**Task directions**. Using the data below, determine the number of lines that include the string "местоимений". Write only that number.

[Stored entries]
## START

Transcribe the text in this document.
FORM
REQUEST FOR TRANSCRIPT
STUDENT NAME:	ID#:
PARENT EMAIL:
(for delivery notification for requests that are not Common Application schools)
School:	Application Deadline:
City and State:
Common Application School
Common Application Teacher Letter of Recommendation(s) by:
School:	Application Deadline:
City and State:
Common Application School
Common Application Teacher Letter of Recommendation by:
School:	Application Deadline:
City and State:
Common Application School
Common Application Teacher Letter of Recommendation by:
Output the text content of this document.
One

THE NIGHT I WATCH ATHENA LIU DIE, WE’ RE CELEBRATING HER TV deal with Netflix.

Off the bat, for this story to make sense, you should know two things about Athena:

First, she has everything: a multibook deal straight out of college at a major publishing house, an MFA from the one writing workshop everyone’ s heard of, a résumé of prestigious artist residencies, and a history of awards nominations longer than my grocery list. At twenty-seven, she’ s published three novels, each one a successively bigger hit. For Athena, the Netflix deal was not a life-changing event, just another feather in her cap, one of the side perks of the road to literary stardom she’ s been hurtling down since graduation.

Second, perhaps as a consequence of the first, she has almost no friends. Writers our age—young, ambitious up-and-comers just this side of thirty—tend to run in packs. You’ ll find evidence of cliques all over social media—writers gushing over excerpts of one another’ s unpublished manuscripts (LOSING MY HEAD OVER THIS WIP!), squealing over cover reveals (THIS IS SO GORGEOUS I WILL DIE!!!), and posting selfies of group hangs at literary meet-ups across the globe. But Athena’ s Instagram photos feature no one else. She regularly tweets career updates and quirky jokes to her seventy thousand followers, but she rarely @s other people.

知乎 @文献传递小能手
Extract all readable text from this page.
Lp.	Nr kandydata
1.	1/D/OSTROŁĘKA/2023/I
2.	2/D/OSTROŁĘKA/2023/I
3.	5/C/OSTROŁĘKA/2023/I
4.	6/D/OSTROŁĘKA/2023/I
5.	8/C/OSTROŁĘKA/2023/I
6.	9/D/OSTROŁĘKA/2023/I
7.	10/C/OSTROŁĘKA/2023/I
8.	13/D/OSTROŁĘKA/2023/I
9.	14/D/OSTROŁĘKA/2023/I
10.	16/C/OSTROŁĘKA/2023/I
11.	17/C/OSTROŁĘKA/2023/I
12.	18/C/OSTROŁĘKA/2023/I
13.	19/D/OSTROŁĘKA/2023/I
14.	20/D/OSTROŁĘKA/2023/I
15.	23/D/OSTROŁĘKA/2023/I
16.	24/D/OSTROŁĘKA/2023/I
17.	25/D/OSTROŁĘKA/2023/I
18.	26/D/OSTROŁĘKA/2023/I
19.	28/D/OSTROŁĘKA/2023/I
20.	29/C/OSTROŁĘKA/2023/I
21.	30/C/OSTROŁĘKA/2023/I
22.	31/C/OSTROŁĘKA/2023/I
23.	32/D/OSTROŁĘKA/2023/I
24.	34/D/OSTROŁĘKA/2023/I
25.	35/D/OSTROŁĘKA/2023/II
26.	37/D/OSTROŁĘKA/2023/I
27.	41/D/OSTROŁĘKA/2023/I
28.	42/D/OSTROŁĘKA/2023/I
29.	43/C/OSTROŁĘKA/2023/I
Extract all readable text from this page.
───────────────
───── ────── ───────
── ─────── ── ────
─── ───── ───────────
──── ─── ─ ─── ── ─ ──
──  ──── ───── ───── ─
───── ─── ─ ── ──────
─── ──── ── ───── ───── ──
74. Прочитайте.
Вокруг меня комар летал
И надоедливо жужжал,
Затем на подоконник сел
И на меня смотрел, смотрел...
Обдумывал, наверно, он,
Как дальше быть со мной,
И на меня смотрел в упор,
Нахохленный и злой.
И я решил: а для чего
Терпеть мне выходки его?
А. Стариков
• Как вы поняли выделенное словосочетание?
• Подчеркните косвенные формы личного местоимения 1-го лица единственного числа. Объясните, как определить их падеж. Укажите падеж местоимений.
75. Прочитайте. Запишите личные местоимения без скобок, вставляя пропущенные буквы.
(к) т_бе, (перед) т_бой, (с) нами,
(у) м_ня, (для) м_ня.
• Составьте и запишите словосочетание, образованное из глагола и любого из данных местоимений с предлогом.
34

## END

**Result of the exercise**. 2